Records for processing
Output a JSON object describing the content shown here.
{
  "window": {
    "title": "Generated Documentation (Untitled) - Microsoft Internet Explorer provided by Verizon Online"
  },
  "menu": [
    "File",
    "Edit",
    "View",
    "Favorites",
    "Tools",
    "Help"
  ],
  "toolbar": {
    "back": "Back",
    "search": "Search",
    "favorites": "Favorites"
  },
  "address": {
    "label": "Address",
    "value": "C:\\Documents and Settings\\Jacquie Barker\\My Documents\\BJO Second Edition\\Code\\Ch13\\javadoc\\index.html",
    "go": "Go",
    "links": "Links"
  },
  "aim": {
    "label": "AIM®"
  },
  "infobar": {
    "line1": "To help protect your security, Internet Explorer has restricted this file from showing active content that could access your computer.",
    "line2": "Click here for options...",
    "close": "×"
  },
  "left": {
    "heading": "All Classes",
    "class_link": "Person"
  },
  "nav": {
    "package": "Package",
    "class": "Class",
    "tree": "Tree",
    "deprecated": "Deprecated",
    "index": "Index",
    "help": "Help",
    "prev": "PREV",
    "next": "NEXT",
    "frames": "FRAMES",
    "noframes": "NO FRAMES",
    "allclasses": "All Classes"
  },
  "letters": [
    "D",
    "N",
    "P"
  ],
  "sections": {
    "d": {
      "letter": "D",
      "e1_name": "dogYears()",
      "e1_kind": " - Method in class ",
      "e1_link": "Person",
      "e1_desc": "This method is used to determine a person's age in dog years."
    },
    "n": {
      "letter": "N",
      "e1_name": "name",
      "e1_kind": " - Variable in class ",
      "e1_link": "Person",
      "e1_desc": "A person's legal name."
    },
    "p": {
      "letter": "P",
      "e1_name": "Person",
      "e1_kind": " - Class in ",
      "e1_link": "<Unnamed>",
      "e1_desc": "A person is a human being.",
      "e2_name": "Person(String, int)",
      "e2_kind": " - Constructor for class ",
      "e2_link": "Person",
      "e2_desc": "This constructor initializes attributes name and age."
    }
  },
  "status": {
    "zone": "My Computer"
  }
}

Task description
Using the material above, count the lines containing the word "index". Reply with the number alone.

Response to the task
2